Tasks:
A. According to the article on Russian orphans, how many mothers in St. Petersburg give up their newborns each year?
B. Return the opening lines of the entries verbatim, beginning with the first line of the entries and stopping after the line that contains "nav-label-friends: 好友 — [160, 77, 199, 99]".
╭─ Provided passage
An orphanage in Kaluga housing some of the estimated 650,000 registered Russian orphans. danncer

Russia could take a lesson from the U.S. on the matter of adopting abandoned children, children's ombudsman Pavel Astakhov said Monday.

"If Americans were allowed to adopt every single child on the planet, they would. It is their mentality. That is something Russians could learn from," the ombudsman said at a press conference in St. Petersburg.

Astakhov also said St. Petersburg was seeing a worrying increase in the number of children put up for adoption and noted that 300 mothers give up their newborns on a yearly basis, Interfax reported.

"Why do you have so many abandoned children?" he said, adding, "We have to find a different answer to this question than the general 'these are the socioeconomic circumstances' answer."

Eighty-four percent of children up for adoption are so-called social orphans, meaning that the children have at least one parent that is still alive.

"We have to find out the reason for this and fix it to give the greatest number of children the right to a family," Astakhov said, adding that no healthy state should let its children be adopted by foreigners.

The ombudsman is a fierce proponent of a ban on the adoption of Russian children by U.S. families that went into force on Jan. 1.

About 60,000 Russian children have been adopted by U.S. parents since the fall of the Soviet Union.
╰─
╭─ Material shown
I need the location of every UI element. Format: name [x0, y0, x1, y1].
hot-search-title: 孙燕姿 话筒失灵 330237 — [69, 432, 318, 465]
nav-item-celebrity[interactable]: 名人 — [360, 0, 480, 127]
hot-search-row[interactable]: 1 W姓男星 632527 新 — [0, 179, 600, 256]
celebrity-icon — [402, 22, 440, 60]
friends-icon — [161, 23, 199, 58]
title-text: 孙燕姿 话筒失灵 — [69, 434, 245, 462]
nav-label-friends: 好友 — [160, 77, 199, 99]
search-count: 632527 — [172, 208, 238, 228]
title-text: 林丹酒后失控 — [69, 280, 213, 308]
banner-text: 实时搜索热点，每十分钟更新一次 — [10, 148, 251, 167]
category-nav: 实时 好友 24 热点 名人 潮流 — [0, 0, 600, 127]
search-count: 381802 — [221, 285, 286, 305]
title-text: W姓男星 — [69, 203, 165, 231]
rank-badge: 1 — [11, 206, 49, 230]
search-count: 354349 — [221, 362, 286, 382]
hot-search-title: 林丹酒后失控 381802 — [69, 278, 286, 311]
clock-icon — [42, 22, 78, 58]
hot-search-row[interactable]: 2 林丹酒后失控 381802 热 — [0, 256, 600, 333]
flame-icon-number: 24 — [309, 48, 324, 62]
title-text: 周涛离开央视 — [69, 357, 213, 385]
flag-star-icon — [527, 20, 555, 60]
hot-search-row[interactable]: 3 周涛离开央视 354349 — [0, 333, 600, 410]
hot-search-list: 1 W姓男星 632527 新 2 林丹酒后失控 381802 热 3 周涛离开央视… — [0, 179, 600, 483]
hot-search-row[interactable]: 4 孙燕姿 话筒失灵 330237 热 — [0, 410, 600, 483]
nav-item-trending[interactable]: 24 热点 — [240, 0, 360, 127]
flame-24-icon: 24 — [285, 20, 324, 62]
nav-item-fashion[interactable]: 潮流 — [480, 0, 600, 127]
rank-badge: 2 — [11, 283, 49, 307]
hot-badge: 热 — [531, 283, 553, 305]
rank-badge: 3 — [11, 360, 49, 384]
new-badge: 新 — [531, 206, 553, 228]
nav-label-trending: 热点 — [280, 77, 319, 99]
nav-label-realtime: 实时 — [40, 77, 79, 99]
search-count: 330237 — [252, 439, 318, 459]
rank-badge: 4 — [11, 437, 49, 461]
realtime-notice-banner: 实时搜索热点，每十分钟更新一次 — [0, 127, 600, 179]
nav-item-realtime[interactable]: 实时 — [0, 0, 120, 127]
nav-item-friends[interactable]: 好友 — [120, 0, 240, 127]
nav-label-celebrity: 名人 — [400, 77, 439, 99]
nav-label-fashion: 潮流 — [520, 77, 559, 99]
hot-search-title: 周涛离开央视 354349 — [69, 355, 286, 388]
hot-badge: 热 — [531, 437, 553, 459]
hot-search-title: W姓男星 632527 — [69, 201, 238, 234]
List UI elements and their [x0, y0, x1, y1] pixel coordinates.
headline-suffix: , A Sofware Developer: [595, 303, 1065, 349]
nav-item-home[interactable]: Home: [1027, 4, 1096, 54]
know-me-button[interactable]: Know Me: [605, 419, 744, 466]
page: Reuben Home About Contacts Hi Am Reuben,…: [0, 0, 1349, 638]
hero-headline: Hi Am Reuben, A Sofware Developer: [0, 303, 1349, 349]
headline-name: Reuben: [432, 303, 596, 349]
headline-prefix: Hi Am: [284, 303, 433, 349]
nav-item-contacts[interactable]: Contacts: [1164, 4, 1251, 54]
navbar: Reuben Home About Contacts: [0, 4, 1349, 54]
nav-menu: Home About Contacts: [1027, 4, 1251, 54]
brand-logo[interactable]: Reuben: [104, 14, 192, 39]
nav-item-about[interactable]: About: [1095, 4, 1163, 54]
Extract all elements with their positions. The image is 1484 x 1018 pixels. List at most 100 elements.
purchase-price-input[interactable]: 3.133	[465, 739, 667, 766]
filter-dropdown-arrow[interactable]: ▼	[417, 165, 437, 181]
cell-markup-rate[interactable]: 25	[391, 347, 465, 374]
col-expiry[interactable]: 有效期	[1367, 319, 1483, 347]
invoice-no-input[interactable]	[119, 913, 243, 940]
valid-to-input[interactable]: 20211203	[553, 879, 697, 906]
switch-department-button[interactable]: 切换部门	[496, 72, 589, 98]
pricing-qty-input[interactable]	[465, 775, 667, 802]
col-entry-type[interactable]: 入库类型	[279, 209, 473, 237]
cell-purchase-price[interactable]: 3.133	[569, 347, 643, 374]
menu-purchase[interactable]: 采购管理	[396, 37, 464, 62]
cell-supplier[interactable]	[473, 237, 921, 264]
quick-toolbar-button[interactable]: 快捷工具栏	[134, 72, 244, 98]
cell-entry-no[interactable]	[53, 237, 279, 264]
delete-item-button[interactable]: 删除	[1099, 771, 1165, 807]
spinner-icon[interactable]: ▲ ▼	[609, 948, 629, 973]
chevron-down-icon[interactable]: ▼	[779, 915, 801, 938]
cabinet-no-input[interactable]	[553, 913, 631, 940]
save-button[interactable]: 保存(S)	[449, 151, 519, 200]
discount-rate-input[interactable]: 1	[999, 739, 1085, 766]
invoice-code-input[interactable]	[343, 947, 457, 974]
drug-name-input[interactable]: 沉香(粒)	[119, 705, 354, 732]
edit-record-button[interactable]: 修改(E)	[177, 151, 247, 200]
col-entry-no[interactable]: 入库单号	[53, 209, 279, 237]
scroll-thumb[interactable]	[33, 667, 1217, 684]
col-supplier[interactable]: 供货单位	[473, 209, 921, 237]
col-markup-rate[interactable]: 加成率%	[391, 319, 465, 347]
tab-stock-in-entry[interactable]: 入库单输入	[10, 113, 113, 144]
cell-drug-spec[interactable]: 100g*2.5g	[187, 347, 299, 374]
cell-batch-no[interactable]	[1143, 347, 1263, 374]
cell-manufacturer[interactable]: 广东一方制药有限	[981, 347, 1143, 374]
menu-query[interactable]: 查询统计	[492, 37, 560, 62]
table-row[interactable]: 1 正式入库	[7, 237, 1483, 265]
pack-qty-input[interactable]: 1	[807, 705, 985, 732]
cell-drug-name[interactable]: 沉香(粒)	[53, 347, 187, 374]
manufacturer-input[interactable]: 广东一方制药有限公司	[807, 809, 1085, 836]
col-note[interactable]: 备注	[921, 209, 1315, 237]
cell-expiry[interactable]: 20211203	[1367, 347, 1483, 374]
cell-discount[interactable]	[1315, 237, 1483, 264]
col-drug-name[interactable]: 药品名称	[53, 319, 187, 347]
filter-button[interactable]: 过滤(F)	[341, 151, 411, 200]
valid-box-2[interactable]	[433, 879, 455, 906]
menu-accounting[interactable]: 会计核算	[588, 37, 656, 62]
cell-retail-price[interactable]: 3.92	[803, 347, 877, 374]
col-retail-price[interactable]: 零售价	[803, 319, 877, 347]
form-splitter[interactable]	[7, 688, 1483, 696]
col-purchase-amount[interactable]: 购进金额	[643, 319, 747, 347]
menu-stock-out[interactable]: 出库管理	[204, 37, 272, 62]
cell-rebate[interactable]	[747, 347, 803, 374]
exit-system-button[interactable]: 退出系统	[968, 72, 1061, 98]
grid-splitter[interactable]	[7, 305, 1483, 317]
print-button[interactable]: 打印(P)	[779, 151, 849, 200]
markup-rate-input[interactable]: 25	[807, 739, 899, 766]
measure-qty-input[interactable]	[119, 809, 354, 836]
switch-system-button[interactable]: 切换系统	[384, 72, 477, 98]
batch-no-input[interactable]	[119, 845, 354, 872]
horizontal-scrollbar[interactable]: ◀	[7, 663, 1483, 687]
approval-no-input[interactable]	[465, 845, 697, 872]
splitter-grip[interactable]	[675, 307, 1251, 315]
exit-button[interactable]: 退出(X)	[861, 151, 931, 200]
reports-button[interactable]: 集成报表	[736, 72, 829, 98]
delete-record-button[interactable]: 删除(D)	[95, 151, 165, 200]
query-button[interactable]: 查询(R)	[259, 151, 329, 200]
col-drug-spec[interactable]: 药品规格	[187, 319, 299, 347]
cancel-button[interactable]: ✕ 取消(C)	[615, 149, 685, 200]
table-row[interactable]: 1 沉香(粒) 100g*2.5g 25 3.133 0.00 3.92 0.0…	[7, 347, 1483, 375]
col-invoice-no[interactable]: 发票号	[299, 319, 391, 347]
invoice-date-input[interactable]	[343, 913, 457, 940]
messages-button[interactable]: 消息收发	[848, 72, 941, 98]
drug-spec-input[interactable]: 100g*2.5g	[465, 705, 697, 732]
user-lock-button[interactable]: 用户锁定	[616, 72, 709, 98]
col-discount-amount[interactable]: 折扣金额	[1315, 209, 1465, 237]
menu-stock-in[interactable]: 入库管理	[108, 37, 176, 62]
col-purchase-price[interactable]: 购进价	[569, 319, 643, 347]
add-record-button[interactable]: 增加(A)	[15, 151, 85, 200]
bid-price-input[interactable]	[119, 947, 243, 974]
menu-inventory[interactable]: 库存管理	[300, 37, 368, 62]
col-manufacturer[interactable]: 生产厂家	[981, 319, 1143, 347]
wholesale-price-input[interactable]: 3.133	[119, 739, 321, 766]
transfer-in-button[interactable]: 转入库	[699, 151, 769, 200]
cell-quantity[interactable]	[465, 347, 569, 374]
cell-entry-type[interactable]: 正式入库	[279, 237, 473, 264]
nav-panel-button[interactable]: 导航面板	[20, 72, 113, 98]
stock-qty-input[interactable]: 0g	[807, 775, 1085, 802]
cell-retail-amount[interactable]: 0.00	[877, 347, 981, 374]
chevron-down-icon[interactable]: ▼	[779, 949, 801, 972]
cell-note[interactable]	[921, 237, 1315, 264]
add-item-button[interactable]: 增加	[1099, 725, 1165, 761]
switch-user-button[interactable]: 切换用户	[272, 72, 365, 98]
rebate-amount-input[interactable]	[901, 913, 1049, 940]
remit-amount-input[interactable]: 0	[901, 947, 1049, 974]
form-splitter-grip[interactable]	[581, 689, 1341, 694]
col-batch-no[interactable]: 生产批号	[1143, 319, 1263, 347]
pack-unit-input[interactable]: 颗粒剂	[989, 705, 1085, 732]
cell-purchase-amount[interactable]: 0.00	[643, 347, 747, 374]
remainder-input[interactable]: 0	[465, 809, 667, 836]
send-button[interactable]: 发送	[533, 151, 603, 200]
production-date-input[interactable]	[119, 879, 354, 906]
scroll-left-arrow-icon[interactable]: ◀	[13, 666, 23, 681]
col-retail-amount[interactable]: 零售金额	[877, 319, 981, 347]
╰─
Answers to each task:
A. 300 mothers give up their newborns each year.

B.
I need the location of every UI element. Format: name [x0, y0, x1, y1].
hot-search-title: 孙燕姿 话筒失灵 330237 — [69, 432, 318, 465]
nav-item-celebrity[interactable]: 名人 — [360, 0, 480, 127]
hot-search-row[interactable]: 1 W姓男星 632527 新 — [0, 179, 600, 256]
celebrity-icon — [402, 22, 440, 60]
friends-icon — [161, 23, 199, 58]
title-text: 孙燕姿 话筒失灵 — [69, 434, 245, 462]
nav-label-friends: 好友 — [160, 77, 199, 99]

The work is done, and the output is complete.